What to do: Identify the lines that contain the string "selected", then copy each of them.

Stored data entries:
──────

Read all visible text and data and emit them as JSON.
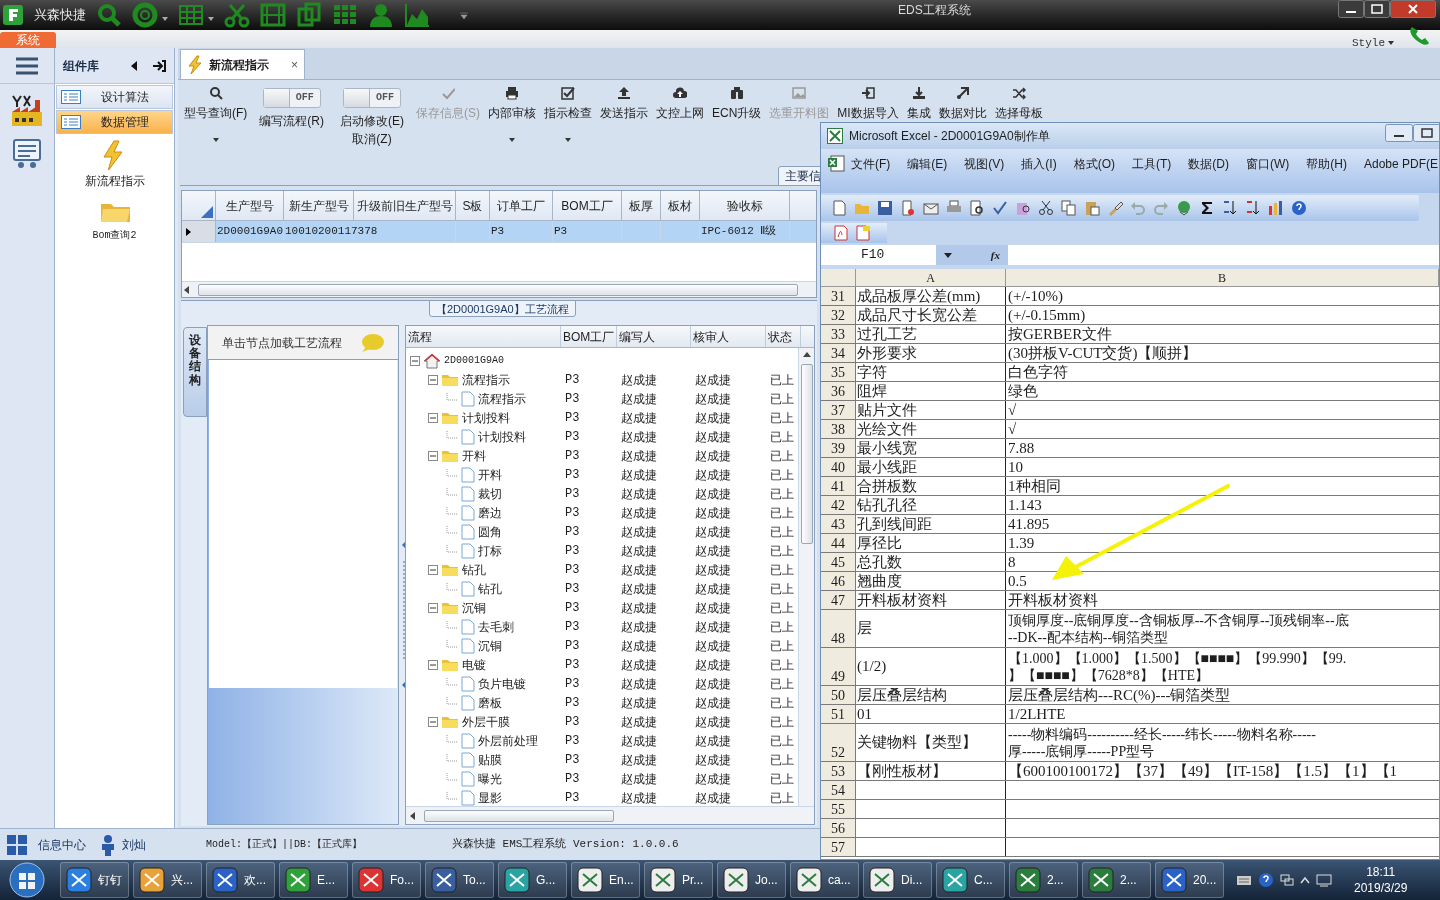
{
  "app": {
    "quick_title": "兴森快捷",
    "title": "EDS工程系统",
    "menu_tab": "系统",
    "style_label": "Style"
  },
  "component_panel": {
    "title": "组件库",
    "items": [
      {
        "label": "设计算法",
        "selected": false
      },
      {
        "label": "数据管理",
        "selected": true
      }
    ],
    "tiles": [
      {
        "label": "新流程指示"
      },
      {
        "label": "Bom查询2"
      }
    ]
  },
  "doc_tab": {
    "label": "新流程指示",
    "close": "×"
  },
  "toolbar": [
    {
      "kind": "button",
      "label": "型号查询(F)",
      "disabled": false,
      "dropdown": true
    },
    {
      "kind": "toggle",
      "label": "编写流程(R)",
      "text": "OFF",
      "on": false
    },
    {
      "kind": "toggle",
      "label": "启动修改(E)",
      "label2": "取消(Z)",
      "text": "OFF",
      "on": false
    },
    {
      "kind": "button",
      "label": "保存信息(S)",
      "disabled": true,
      "dropdown": false
    },
    {
      "kind": "button",
      "label": "内部审核",
      "disabled": false,
      "dropdown": true
    },
    {
      "kind": "button",
      "label": "指示检查",
      "disabled": false,
      "dropdown": true
    },
    {
      "kind": "button",
      "label": "发送指示",
      "disabled": false,
      "dropdown": false
    },
    {
      "kind": "button",
      "label": "文控上网",
      "disabled": false,
      "dropdown": false
    },
    {
      "kind": "button",
      "label": "ECN升级",
      "disabled": false,
      "dropdown": false
    },
    {
      "kind": "button",
      "label": "选重开料图",
      "disabled": true,
      "dropdown": false
    },
    {
      "kind": "button",
      "label": "MI数据导入",
      "disabled": false,
      "dropdown": false
    },
    {
      "kind": "button",
      "label": "集成",
      "disabled": false,
      "dropdown": false
    },
    {
      "kind": "button",
      "label": "数据对比",
      "disabled": false,
      "dropdown": false
    },
    {
      "kind": "button",
      "label": "选择母板",
      "disabled": false,
      "dropdown": false
    }
  ],
  "group_label": "主要信",
  "table": {
    "columns": [
      "生产型号",
      "新生产型号",
      "升级前旧生产型号",
      "S板",
      "订单工厂",
      "BOM工厂",
      "板厚",
      "板材",
      "验收标"
    ],
    "rows": [
      {
        "selected": true,
        "cells": [
          "2D0001G9A0",
          "10010200117378",
          null,
          null,
          "P3",
          "P3",
          null,
          null,
          "IPC-6012 Ⅱ级"
        ]
      }
    ]
  },
  "process_panel": {
    "title": "【2D0001G9A0】工艺流程",
    "side_tab": "设备结构",
    "hint": "单击节点加载工艺流程",
    "columns": [
      "流程",
      "BOM工厂",
      "编写人",
      "核审人",
      "状态"
    ],
    "tree": [
      {
        "label": "2D0001G9A0",
        "expanded": true,
        "children": [
          {
            "label": "流程指示",
            "bom": "P3",
            "writer": "赵成捷",
            "reviewer": "赵成捷",
            "status": "已上",
            "expanded": true,
            "children": [
              {
                "label": "流程指示",
                "bom": "P3",
                "writer": "赵成捷",
                "reviewer": "赵成捷",
                "status": "已上"
              }
            ]
          },
          {
            "label": "计划投料",
            "bom": "P3",
            "writer": "赵成捷",
            "reviewer": "赵成捷",
            "status": "已上",
            "expanded": true,
            "children": [
              {
                "label": "计划投料",
                "bom": "P3",
                "writer": "赵成捷",
                "reviewer": "赵成捷",
                "status": "已上"
              }
            ]
          },
          {
            "label": "开料",
            "bom": "P3",
            "writer": "赵成捷",
            "reviewer": "赵成捷",
            "status": "已上",
            "expanded": true,
            "children": [
              {
                "label": "开料",
                "bom": "P3",
                "writer": "赵成捷",
                "reviewer": "赵成捷",
                "status": "已上"
              },
              {
                "label": "裁切",
                "bom": "P3",
                "writer": "赵成捷",
                "reviewer": "赵成捷",
                "status": "已上"
              },
              {
                "label": "磨边",
                "bom": "P3",
                "writer": "赵成捷",
                "reviewer": "赵成捷",
                "status": "已上"
              },
              {
                "label": "圆角",
                "bom": "P3",
                "writer": "赵成捷",
                "reviewer": "赵成捷",
                "status": "已上"
              },
              {
                "label": "打标",
                "bom": "P3",
                "writer": "赵成捷",
                "reviewer": "赵成捷",
                "status": "已上"
              }
            ]
          },
          {
            "label": "钻孔",
            "bom": "P3",
            "writer": "赵成捷",
            "reviewer": "赵成捷",
            "status": "已上",
            "expanded": true,
            "children": [
              {
                "label": "钻孔",
                "bom": "P3",
                "writer": "赵成捷",
                "reviewer": "赵成捷",
                "status": "已上"
              }
            ]
          },
          {
            "label": "沉铜",
            "bom": "P3",
            "writer": "赵成捷",
            "reviewer": "赵成捷",
            "status": "已上",
            "expanded": true,
            "children": [
              {
                "label": "去毛刺",
                "bom": "P3",
                "writer": "赵成捷",
                "reviewer": "赵成捷",
                "status": "已上"
              },
              {
                "label": "沉铜",
                "bom": "P3",
                "writer": "赵成捷",
                "reviewer": "赵成捷",
                "status": "已上"
              }
            ]
          },
          {
            "label": "电镀",
            "bom": "P3",
            "writer": "赵成捷",
            "reviewer": "赵成捷",
            "status": "已上",
            "expanded": true,
            "children": [
              {
                "label": "负片电镀",
                "bom": "P3",
                "writer": "赵成捷",
                "reviewer": "赵成捷",
                "status": "已上"
              },
              {
                "label": "磨板",
                "bom": "P3",
                "writer": "赵成捷",
                "reviewer": "赵成捷",
                "status": "已上"
              }
            ]
          },
          {
            "label": "外层干膜",
            "bom": "P3",
            "writer": "赵成捷",
            "reviewer": "赵成捷",
            "status": "已上",
            "expanded": true,
            "children": [
              {
                "label": "外层前处理",
                "bom": "P3",
                "writer": "赵成捷",
                "reviewer": "赵成捷",
                "status": "已上"
              },
              {
                "label": "贴膜",
                "bom": "P3",
                "writer": "赵成捷",
                "reviewer": "赵成捷",
                "status": "已上"
              },
              {
                "label": "曝光",
                "bom": "P3",
                "writer": "赵成捷",
                "reviewer": "赵成捷",
                "status": "已上"
              },
              {
                "label": "显影",
                "bom": "P3",
                "writer": "赵成捷",
                "reviewer": "赵成捷",
                "status": "已上"
              }
            ]
          }
        ]
      }
    ]
  },
  "status_bar": {
    "info": "信息中心",
    "user": "刘灿",
    "model": "Model:【正式】||DB:【正式库】",
    "version": "兴森快捷 EMS工程系统 Version: 1.0.0.6"
  },
  "excel": {
    "title": "Microsoft Excel - 2D0001G9A0制作单",
    "menus": [
      "文件(F)",
      "编辑(E)",
      "视图(V)",
      "插入(I)",
      "格式(O)",
      "工具(T)",
      "数据(D)",
      "窗口(W)",
      "帮助(H)",
      "Adobe PDF(E"
    ],
    "name_box": "F10",
    "fx": "fx",
    "columns": [
      "A",
      "B"
    ],
    "rows": [
      {
        "n": "31",
        "a": [
          "成品板厚公差(mm)"
        ],
        "b": [
          "(+/-10%)"
        ]
      },
      {
        "n": "32",
        "a": [
          "成品尺寸长宽公差"
        ],
        "b": [
          "(+/-0.15mm)"
        ]
      },
      {
        "n": "33",
        "a": [
          "过孔工艺"
        ],
        "b": [
          "按GERBER文件"
        ]
      },
      {
        "n": "34",
        "a": [
          "外形要求"
        ],
        "b": [
          "(30拼板V-CUT交货)【顺拼】"
        ]
      },
      {
        "n": "35",
        "a": [
          "字符"
        ],
        "b": [
          "白色字符"
        ]
      },
      {
        "n": "36",
        "a": [
          "阻焊"
        ],
        "b": [
          "绿色"
        ]
      },
      {
        "n": "37",
        "a": [
          "贴片文件"
        ],
        "b": [
          "√"
        ]
      },
      {
        "n": "38",
        "a": [
          "光绘文件"
        ],
        "b": [
          "√"
        ]
      },
      {
        "n": "39",
        "a": [
          "最小线宽"
        ],
        "b": [
          "7.88"
        ]
      },
      {
        "n": "40",
        "a": [
          "最小线距"
        ],
        "b": [
          "10"
        ]
      },
      {
        "n": "41",
        "a": [
          "合拼板数"
        ],
        "b": [
          "1种相同"
        ]
      },
      {
        "n": "42",
        "a": [
          "钻孔孔径"
        ],
        "b": [
          "1.143"
        ]
      },
      {
        "n": "43",
        "a": [
          "孔到线间距"
        ],
        "b": [
          "41.895"
        ]
      },
      {
        "n": "44",
        "a": [
          "厚径比"
        ],
        "b": [
          "1.39"
        ]
      },
      {
        "n": "45",
        "a": [
          "总孔数"
        ],
        "b": [
          "8"
        ]
      },
      {
        "n": "46",
        "a": [
          "翘曲度"
        ],
        "b": [
          "0.5"
        ]
      },
      {
        "n": "47",
        "a": [
          "开料板材资料"
        ],
        "b": [
          "开料板材资料"
        ]
      },
      {
        "n": "48",
        "a": [
          "层"
        ],
        "b": [
          "顶铜厚度--底铜厚度--含铜板厚--不含铜厚--顶残铜率--底",
          "--DK--配本结构--铜箔类型"
        ]
      },
      {
        "n": "49",
        "a": [
          "(1/2)"
        ],
        "b": [
          "【1.000】【1.000】【1.500】【■■■■】【99.990】【99.",
          "】【■■■■】【7628*8】【HTE】"
        ]
      },
      {
        "n": "50",
        "a": [
          "层压叠层结构"
        ],
        "b": [
          "层压叠层结构---RC(%)---铜箔类型"
        ]
      },
      {
        "n": "51",
        "a": [
          "01"
        ],
        "b": [
          "1/2LHTE"
        ]
      },
      {
        "n": "52",
        "a": [
          "关键物料【类型】"
        ],
        "b": [
          "-----物料编码----------经长-----纬长-----物料名称-----",
          "厚-----底铜厚-----PP型号"
        ]
      },
      {
        "n": "53",
        "a": [
          "【刚性板材】"
        ],
        "b": [
          "【600100100172】【37】【49】【IT-158】【1.5】【1】【1"
        ]
      },
      {
        "n": "54"
      },
      {
        "n": "55"
      },
      {
        "n": "56"
      },
      {
        "n": "57"
      }
    ]
  },
  "taskbar": {
    "items": [
      {
        "label": "钉钉"
      },
      {
        "label": "兴..."
      },
      {
        "label": "欢..."
      },
      {
        "label": "E..."
      },
      {
        "label": "Fo..."
      },
      {
        "label": "To..."
      },
      {
        "label": "G..."
      },
      {
        "label": "En..."
      },
      {
        "label": "Pr..."
      },
      {
        "label": "Jo..."
      },
      {
        "label": "ca..."
      },
      {
        "label": "Di..."
      },
      {
        "label": "C..."
      },
      {
        "label": "2..."
      },
      {
        "label": "2..."
      },
      {
        "label": "20..."
      }
    ],
    "time": "18:11",
    "date": "2019/3/29"
  }
}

──────

Answer to the task:
        "selected": false
        "selected": true
        "selected": true,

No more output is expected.